§ What to do
Go through the listing and pick out each line with the word "الكافي" in it.

§ Provided data
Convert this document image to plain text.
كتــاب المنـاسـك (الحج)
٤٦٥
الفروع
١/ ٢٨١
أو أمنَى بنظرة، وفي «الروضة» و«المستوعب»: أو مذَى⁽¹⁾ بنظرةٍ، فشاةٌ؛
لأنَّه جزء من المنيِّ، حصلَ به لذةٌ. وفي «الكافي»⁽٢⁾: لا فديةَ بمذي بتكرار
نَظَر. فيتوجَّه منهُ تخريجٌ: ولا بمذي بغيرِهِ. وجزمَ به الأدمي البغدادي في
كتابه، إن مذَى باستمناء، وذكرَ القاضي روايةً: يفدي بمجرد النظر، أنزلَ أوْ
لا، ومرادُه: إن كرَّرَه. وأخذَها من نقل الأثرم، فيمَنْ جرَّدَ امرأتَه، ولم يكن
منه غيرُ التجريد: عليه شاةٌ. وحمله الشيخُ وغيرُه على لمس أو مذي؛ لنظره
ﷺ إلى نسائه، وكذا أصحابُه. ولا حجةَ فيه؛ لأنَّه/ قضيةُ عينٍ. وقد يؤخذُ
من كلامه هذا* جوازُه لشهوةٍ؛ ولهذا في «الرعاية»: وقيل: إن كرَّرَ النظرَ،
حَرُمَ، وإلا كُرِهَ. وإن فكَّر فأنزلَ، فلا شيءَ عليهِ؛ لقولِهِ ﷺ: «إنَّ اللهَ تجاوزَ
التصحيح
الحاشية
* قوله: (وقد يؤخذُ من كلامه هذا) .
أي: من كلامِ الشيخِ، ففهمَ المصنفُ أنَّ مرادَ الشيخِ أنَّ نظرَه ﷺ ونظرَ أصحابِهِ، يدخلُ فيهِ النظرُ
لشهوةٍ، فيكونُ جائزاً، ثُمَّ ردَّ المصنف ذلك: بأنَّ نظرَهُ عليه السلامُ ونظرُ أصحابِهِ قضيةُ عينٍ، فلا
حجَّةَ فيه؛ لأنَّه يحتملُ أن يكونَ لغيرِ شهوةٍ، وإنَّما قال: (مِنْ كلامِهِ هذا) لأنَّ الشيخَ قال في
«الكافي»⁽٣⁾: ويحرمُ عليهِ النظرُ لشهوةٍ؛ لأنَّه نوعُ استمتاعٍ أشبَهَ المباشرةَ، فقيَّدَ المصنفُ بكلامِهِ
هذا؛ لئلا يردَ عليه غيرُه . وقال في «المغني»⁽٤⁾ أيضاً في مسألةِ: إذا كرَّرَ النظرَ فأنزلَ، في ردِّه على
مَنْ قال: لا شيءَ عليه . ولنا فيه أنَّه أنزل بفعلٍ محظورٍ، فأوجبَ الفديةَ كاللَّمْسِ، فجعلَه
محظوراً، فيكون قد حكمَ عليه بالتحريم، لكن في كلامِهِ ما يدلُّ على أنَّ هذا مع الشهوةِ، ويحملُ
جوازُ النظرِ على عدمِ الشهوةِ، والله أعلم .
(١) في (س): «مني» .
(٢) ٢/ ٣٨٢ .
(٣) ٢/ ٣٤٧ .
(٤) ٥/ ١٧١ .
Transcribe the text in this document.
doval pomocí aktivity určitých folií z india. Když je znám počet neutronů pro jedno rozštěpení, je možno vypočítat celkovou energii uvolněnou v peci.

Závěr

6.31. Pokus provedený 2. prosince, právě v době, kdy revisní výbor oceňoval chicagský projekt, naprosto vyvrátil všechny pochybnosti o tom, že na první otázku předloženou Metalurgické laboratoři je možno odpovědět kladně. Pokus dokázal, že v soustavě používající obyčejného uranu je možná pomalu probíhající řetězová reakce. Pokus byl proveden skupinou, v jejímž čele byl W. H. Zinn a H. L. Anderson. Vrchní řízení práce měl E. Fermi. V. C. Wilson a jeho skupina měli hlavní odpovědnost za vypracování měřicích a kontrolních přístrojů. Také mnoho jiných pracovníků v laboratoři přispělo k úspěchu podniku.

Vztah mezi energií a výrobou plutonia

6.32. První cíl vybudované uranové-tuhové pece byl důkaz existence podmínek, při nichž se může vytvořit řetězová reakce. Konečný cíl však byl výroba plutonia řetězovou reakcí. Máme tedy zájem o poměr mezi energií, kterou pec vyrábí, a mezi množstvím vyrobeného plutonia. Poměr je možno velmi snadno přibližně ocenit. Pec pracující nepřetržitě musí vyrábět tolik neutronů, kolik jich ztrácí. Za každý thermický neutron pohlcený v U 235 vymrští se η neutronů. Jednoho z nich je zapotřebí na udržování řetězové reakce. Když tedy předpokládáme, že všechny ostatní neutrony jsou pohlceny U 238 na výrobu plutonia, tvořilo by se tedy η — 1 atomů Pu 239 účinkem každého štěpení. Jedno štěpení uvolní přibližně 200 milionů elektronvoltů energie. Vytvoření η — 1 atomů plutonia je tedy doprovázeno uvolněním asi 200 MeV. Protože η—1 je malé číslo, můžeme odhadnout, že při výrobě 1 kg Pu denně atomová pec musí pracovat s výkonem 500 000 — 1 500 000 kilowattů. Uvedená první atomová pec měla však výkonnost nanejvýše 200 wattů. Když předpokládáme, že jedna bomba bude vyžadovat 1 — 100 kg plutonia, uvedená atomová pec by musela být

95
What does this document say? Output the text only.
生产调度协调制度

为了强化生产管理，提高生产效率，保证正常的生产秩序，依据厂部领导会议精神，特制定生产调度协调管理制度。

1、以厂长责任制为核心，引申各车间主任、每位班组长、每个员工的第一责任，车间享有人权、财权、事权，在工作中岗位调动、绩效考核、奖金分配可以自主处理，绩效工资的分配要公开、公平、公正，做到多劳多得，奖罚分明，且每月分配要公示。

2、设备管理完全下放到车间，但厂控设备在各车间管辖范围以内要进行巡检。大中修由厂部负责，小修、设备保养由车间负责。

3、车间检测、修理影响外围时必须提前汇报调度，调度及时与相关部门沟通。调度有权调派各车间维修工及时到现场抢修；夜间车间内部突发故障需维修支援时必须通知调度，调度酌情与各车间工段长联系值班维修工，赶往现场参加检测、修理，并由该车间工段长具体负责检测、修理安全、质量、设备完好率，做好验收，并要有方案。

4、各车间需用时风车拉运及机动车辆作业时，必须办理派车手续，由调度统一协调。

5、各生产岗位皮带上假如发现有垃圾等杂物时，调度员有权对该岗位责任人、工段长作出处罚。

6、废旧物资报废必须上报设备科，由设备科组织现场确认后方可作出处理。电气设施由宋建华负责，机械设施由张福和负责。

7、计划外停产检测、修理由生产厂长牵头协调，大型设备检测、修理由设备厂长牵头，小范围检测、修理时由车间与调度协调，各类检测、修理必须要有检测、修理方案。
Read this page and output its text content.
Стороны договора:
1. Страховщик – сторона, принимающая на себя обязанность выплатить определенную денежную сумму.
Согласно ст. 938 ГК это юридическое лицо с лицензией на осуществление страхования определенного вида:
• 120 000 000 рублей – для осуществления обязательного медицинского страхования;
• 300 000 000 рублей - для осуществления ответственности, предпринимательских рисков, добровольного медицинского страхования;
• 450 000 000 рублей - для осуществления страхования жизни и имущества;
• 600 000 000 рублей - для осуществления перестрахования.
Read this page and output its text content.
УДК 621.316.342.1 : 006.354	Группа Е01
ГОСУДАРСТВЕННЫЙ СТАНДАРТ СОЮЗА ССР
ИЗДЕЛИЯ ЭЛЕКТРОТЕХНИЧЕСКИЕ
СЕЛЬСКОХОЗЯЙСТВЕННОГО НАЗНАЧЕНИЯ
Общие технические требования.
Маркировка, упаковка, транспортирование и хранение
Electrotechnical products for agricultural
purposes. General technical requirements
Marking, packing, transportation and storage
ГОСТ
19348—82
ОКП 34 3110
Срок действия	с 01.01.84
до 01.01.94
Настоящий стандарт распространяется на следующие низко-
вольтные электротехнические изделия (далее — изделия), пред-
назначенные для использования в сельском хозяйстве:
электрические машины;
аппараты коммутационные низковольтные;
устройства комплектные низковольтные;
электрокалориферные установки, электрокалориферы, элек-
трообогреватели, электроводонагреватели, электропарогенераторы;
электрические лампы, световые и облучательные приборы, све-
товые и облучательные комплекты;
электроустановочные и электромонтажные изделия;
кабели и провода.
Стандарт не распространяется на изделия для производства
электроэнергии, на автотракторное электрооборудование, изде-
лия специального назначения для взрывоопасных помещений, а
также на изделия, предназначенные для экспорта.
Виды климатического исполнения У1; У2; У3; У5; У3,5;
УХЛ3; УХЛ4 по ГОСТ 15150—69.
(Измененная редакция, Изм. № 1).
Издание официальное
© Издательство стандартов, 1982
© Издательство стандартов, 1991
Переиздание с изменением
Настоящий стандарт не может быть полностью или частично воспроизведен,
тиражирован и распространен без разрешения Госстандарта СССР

§ Answer in full
لأنَّه جزء من المنيِّ، حصلَ به لذةٌ. وفي «الكافي»⁽٢⁾: لا فديةَ بمذي بتكرار
«الكافي»⁽٣⁾: ويحرمُ عليهِ النظرُ لشهوةٍ؛ لأنَّه نوعُ استمتاعٍ أشبَهَ المباشرةَ، فقيَّدَ المصنفُ بكلامِهِ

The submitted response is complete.